_Input data_

════════════════

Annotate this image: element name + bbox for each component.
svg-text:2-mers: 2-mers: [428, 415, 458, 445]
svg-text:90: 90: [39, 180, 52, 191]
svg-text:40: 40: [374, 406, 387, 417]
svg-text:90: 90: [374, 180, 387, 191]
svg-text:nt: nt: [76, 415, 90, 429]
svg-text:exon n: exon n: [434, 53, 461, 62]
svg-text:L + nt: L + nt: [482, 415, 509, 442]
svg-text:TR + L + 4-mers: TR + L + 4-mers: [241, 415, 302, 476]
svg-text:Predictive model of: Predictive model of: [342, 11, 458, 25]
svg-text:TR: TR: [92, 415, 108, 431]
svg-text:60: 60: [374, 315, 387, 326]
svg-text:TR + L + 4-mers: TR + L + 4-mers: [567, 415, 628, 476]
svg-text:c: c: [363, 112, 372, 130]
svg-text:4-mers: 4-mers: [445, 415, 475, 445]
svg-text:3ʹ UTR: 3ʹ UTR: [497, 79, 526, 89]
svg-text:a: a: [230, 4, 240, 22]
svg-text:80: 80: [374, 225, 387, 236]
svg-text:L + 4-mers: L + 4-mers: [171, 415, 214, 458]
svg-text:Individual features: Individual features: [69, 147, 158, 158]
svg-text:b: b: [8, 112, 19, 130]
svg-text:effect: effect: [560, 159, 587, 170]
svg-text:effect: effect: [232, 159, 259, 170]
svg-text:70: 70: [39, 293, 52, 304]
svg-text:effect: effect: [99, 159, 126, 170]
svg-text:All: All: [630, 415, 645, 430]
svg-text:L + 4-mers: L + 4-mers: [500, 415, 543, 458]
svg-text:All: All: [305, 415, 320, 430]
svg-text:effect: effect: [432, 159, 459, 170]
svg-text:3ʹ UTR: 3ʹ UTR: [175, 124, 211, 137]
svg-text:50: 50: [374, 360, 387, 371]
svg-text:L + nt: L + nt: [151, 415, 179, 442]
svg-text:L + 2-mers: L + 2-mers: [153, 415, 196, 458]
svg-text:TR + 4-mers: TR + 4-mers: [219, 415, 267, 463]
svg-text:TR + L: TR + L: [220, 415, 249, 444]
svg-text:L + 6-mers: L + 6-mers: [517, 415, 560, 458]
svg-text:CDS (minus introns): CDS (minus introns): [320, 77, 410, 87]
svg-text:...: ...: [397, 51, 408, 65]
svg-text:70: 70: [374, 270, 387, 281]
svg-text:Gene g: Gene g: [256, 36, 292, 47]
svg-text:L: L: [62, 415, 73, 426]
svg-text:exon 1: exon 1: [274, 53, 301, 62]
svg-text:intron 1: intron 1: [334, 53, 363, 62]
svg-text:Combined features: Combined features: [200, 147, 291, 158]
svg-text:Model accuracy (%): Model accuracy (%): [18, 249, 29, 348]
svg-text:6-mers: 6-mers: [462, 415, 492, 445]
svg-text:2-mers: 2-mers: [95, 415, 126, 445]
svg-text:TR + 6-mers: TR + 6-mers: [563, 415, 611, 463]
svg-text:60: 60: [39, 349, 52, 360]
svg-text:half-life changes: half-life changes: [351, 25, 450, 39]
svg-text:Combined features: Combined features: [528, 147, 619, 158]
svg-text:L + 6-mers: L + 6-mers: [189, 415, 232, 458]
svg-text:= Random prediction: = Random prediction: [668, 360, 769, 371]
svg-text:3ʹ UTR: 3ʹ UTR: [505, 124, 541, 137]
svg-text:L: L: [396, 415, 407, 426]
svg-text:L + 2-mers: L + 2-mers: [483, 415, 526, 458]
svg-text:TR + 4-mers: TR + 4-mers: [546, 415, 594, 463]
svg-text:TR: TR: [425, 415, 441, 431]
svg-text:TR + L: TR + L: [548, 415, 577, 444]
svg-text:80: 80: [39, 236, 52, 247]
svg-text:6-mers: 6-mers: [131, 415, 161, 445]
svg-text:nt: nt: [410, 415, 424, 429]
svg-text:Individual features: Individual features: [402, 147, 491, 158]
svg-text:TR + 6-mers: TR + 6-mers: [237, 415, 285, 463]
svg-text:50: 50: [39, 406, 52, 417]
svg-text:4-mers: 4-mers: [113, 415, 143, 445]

════════════════

Throughout the records above, find the lines in which the word "features" appears and return them.

_Exercise answer_
svg-text:Individual features: Individual features: [69, 147, 158, 158]
svg-text:Combined features: Combined features: [200, 147, 291, 158]
svg-text:Combined features: Combined features: [528, 147, 619, 158]
svg-text:Individual features: Individual features: [402, 147, 491, 158]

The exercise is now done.